== RECORDS ==

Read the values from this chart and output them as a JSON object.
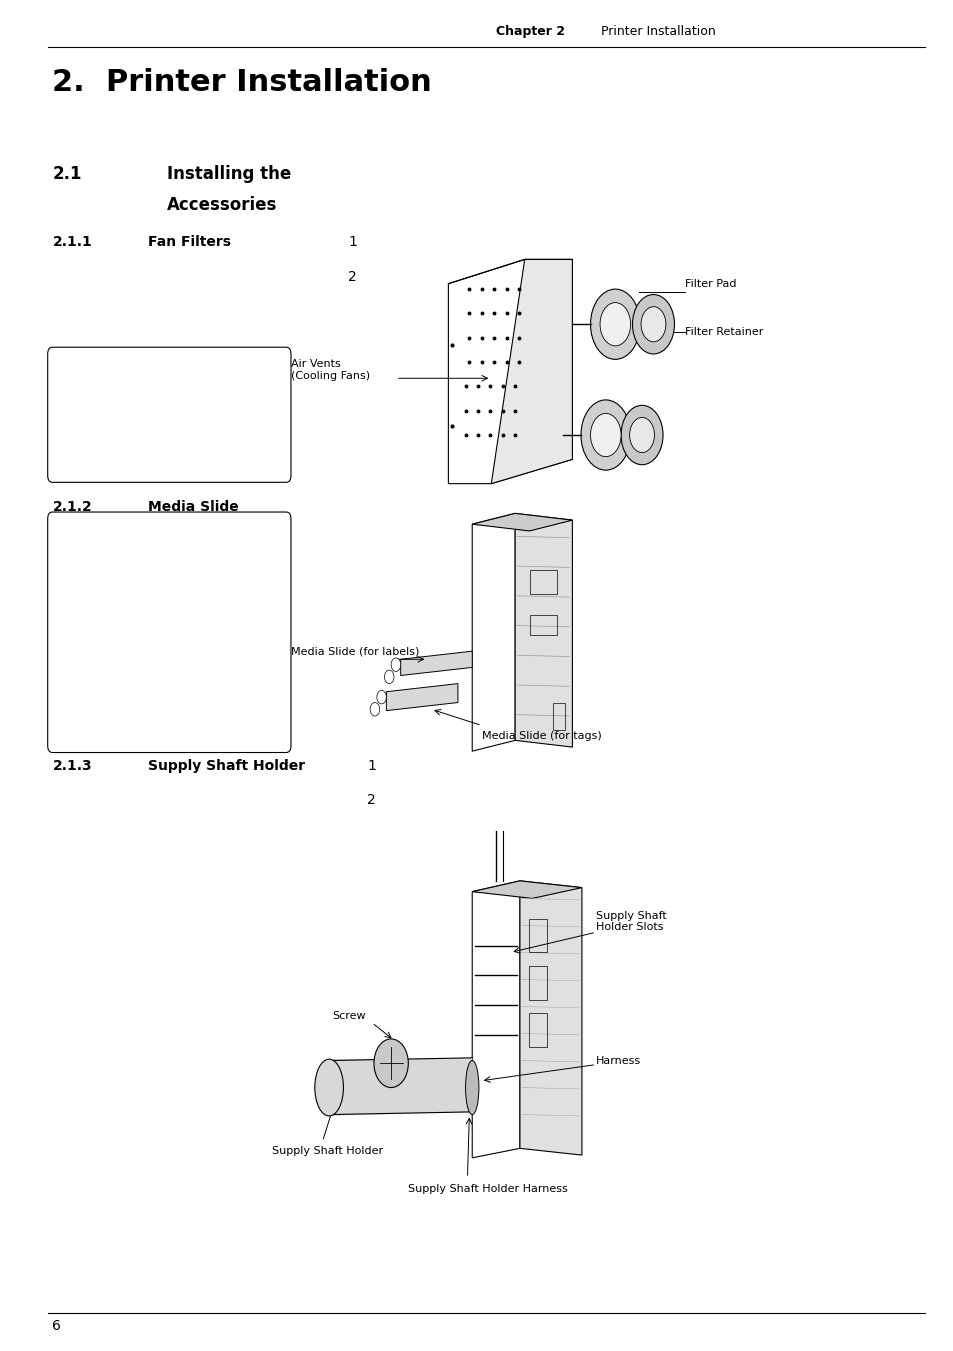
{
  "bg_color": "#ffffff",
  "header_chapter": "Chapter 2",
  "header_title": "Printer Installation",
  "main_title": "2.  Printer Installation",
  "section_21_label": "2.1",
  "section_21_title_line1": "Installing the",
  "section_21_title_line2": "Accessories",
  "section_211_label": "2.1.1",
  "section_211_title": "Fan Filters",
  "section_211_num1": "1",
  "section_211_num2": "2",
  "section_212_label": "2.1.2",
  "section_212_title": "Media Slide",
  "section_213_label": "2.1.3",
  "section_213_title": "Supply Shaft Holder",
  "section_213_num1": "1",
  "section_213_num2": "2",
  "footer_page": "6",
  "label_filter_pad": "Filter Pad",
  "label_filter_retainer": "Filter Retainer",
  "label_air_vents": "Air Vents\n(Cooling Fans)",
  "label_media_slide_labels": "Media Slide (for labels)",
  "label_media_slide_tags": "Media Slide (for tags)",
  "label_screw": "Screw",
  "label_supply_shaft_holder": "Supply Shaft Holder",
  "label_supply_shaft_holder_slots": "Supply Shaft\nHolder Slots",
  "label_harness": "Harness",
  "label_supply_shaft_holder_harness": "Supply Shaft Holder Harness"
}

===

* _WRITTEN EXERCISE_
What is needed is an exact reproduction of the data, pictures excluded.

* _RESPONSE_
Read the values from this chart and output them as a JSON object.
{
  "bg_color": "#ffffff",
  "header_chapter": "Chapter 2",
  "header_title": "Printer Installation",
  "main_title": "2.  Printer Installation",
  "section_21_label": "2.1",
  "section_21_title_line1": "Installing the",
  "section_21_title_line2": "Accessories",
  "section_211_label": "2.1.1",
  "section_211_title": "Fan Filters",
  "section_211_num1": "1",
  "section_211_num2": "2",
  "section_212_label": "2.1.2",
  "section_212_title": "Media Slide",
  "section_213_label": "2.1.3",
  "section_213_title": "Supply Shaft Holder",
  "section_213_num1": "1",
  "section_213_num2": "2",
  "footer_page": "6",
  "label_filter_pad": "Filter Pad",
  "label_filter_retainer": "Filter Retainer",
  "label_air_vents": "Air Vents\n(Cooling Fans)",
  "label_media_slide_labels": "Media Slide (for labels)",
  "label_media_slide_tags": "Media Slide (for tags)",
  "label_screw": "Screw",
  "label_supply_shaft_holder": "Supply Shaft Holder",
  "label_supply_shaft_holder_slots": "Supply Shaft\nHolder Slots",
  "label_harness": "Harness",
  "label_supply_shaft_holder_harness": "Supply Shaft Holder Harness"
}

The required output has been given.